_Exercise details_. Copy all of the material word for word, except for the pictures.

++++ Records provided ++++

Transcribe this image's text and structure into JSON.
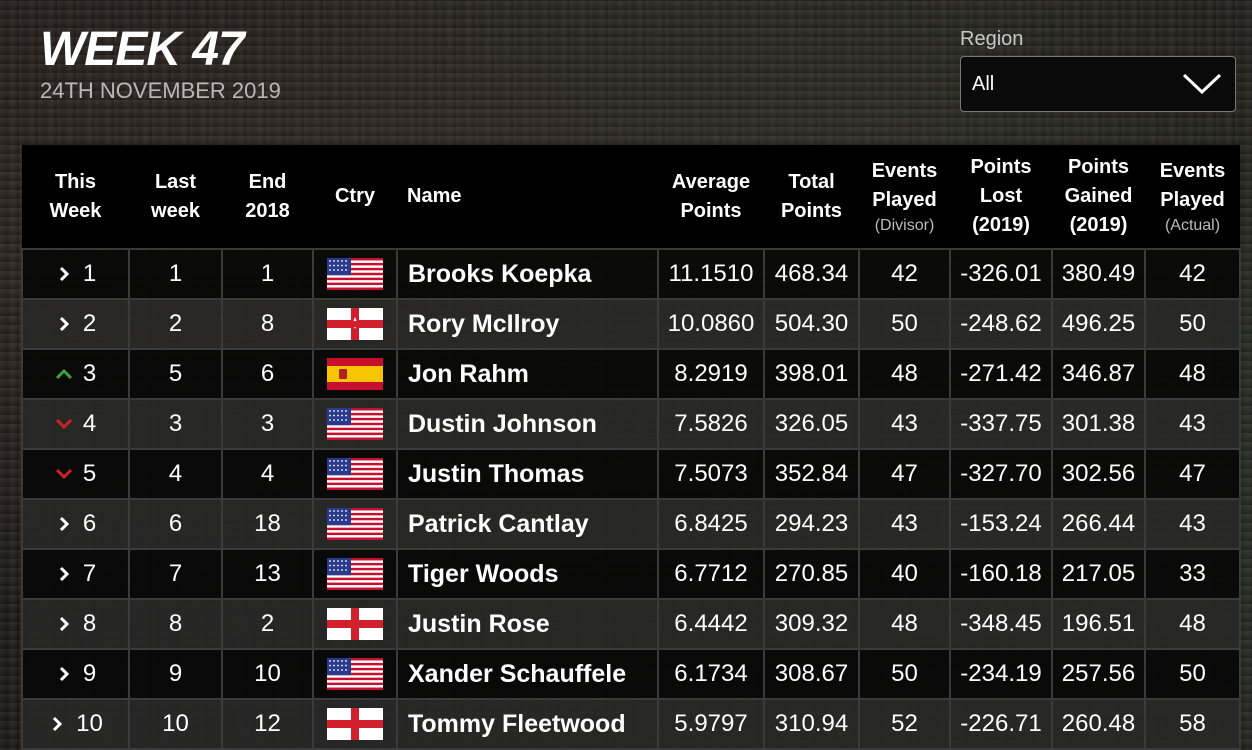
{
  "header": {
    "title": "WEEK 47",
    "date": "24TH NOVEMBER 2019"
  },
  "region": {
    "label": "Region",
    "value": "All"
  },
  "columns": {
    "this_week": [
      "This",
      "Week"
    ],
    "last_week": [
      "Last",
      "week"
    ],
    "end_2018": [
      "End",
      "2018"
    ],
    "ctry": "Ctry",
    "name": "Name",
    "avg_points": [
      "Average",
      "Points"
    ],
    "total_points": [
      "Total",
      "Points"
    ],
    "events_divisor": [
      "Events",
      "Played",
      "(Divisor)"
    ],
    "points_lost": [
      "Points",
      "Lost",
      "(2019)"
    ],
    "points_gained": [
      "Points",
      "Gained",
      "(2019)"
    ],
    "events_actual": [
      "Events",
      "Played",
      "(Actual)"
    ]
  },
  "colors": {
    "up": "#3aa33a",
    "down": "#cc2222",
    "same": "#ffffff"
  },
  "rows": [
    {
      "rank": "1",
      "move": "same",
      "last": "1",
      "end2018": "1",
      "flag": "usa",
      "name": "Brooks Koepka",
      "avg": "11.1510",
      "total": "468.34",
      "ev_div": "42",
      "lost": "-326.01",
      "gained": "380.49",
      "ev_act": "42"
    },
    {
      "rank": "2",
      "move": "same",
      "last": "2",
      "end2018": "8",
      "flag": "nir",
      "name": "Rory McIlroy",
      "avg": "10.0860",
      "total": "504.30",
      "ev_div": "50",
      "lost": "-248.62",
      "gained": "496.25",
      "ev_act": "50"
    },
    {
      "rank": "3",
      "move": "up",
      "last": "5",
      "end2018": "6",
      "flag": "esp",
      "name": "Jon Rahm",
      "avg": "8.2919",
      "total": "398.01",
      "ev_div": "48",
      "lost": "-271.42",
      "gained": "346.87",
      "ev_act": "48"
    },
    {
      "rank": "4",
      "move": "down",
      "last": "3",
      "end2018": "3",
      "flag": "usa",
      "name": "Dustin Johnson",
      "avg": "7.5826",
      "total": "326.05",
      "ev_div": "43",
      "lost": "-337.75",
      "gained": "301.38",
      "ev_act": "43"
    },
    {
      "rank": "5",
      "move": "down",
      "last": "4",
      "end2018": "4",
      "flag": "usa",
      "name": "Justin Thomas",
      "avg": "7.5073",
      "total": "352.84",
      "ev_div": "47",
      "lost": "-327.70",
      "gained": "302.56",
      "ev_act": "47"
    },
    {
      "rank": "6",
      "move": "same",
      "last": "6",
      "end2018": "18",
      "flag": "usa",
      "name": "Patrick Cantlay",
      "avg": "6.8425",
      "total": "294.23",
      "ev_div": "43",
      "lost": "-153.24",
      "gained": "266.44",
      "ev_act": "43"
    },
    {
      "rank": "7",
      "move": "same",
      "last": "7",
      "end2018": "13",
      "flag": "usa",
      "name": "Tiger Woods",
      "avg": "6.7712",
      "total": "270.85",
      "ev_div": "40",
      "lost": "-160.18",
      "gained": "217.05",
      "ev_act": "33"
    },
    {
      "rank": "8",
      "move": "same",
      "last": "8",
      "end2018": "2",
      "flag": "eng",
      "name": "Justin Rose",
      "avg": "6.4442",
      "total": "309.32",
      "ev_div": "48",
      "lost": "-348.45",
      "gained": "196.51",
      "ev_act": "48"
    },
    {
      "rank": "9",
      "move": "same",
      "last": "9",
      "end2018": "10",
      "flag": "usa",
      "name": "Xander Schauffele",
      "avg": "6.1734",
      "total": "308.67",
      "ev_div": "50",
      "lost": "-234.19",
      "gained": "257.56",
      "ev_act": "50"
    },
    {
      "rank": "10",
      "move": "same",
      "last": "10",
      "end2018": "12",
      "flag": "eng",
      "name": "Tommy Fleetwood",
      "avg": "5.9797",
      "total": "310.94",
      "ev_div": "52",
      "lost": "-226.71",
      "gained": "260.48",
      "ev_act": "58"
    }
  ]
}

++++

_The result_.
Transcribe this image's text and structure into JSON.
{
  "header": {
    "title": "WEEK 47",
    "date": "24TH NOVEMBER 2019"
  },
  "region": {
    "label": "Region",
    "value": "All"
  },
  "columns": {
    "this_week": [
      "This",
      "Week"
    ],
    "last_week": [
      "Last",
      "week"
    ],
    "end_2018": [
      "End",
      "2018"
    ],
    "ctry": "Ctry",
    "name": "Name",
    "avg_points": [
      "Average",
      "Points"
    ],
    "total_points": [
      "Total",
      "Points"
    ],
    "events_divisor": [
      "Events",
      "Played",
      "(Divisor)"
    ],
    "points_lost": [
      "Points",
      "Lost",
      "(2019)"
    ],
    "points_gained": [
      "Points",
      "Gained",
      "(2019)"
    ],
    "events_actual": [
      "Events",
      "Played",
      "(Actual)"
    ]
  },
  "colors": {
    "up": "#3aa33a",
    "down": "#cc2222",
    "same": "#ffffff"
  },
  "rows": [
    {
      "rank": "1",
      "move": "same",
      "last": "1",
      "end2018": "1",
      "flag": "usa",
      "name": "Brooks Koepka",
      "avg": "11.1510",
      "total": "468.34",
      "ev_div": "42",
      "lost": "-326.01",
      "gained": "380.49",
      "ev_act": "42"
    },
    {
      "rank": "2",
      "move": "same",
      "last": "2",
      "end2018": "8",
      "flag": "nir",
      "name": "Rory McIlroy",
      "avg": "10.0860",
      "total": "504.30",
      "ev_div": "50",
      "lost": "-248.62",
      "gained": "496.25",
      "ev_act": "50"
    },
    {
      "rank": "3",
      "move": "up",
      "last": "5",
      "end2018": "6",
      "flag": "esp",
      "name": "Jon Rahm",
      "avg": "8.2919",
      "total": "398.01",
      "ev_div": "48",
      "lost": "-271.42",
      "gained": "346.87",
      "ev_act": "48"
    },
    {
      "rank": "4",
      "move": "down",
      "last": "3",
      "end2018": "3",
      "flag": "usa",
      "name": "Dustin Johnson",
      "avg": "7.5826",
      "total": "326.05",
      "ev_div": "43",
      "lost": "-337.75",
      "gained": "301.38",
      "ev_act": "43"
    },
    {
      "rank": "5",
      "move": "down",
      "last": "4",
      "end2018": "4",
      "flag": "usa",
      "name": "Justin Thomas",
      "avg": "7.5073",
      "total": "352.84",
      "ev_div": "47",
      "lost": "-327.70",
      "gained": "302.56",
      "ev_act": "47"
    },
    {
      "rank": "6",
      "move": "same",
      "last": "6",
      "end2018": "18",
      "flag": "usa",
      "name": "Patrick Cantlay",
      "avg": "6.8425",
      "total": "294.23",
      "ev_div": "43",
      "lost": "-153.24",
      "gained": "266.44",
      "ev_act": "43"
    },
    {
      "rank": "7",
      "move": "same",
      "last": "7",
      "end2018": "13",
      "flag": "usa",
      "name": "Tiger Woods",
      "avg": "6.7712",
      "total": "270.85",
      "ev_div": "40",
      "lost": "-160.18",
      "gained": "217.05",
      "ev_act": "33"
    },
    {
      "rank": "8",
      "move": "same",
      "last": "8",
      "end2018": "2",
      "flag": "eng",
      "name": "Justin Rose",
      "avg": "6.4442",
      "total": "309.32",
      "ev_div": "48",
      "lost": "-348.45",
      "gained": "196.51",
      "ev_act": "48"
    },
    {
      "rank": "9",
      "move": "same",
      "last": "9",
      "end2018": "10",
      "flag": "usa",
      "name": "Xander Schauffele",
      "avg": "6.1734",
      "total": "308.67",
      "ev_div": "50",
      "lost": "-234.19",
      "gained": "257.56",
      "ev_act": "50"
    },
    {
      "rank": "10",
      "move": "same",
      "last": "10",
      "end2018": "12",
      "flag": "eng",
      "name": "Tommy Fleetwood",
      "avg": "5.9797",
      "total": "310.94",
      "ev_div": "52",
      "lost": "-226.71",
      "gained": "260.48",
      "ev_act": "58"
    }
  ]
}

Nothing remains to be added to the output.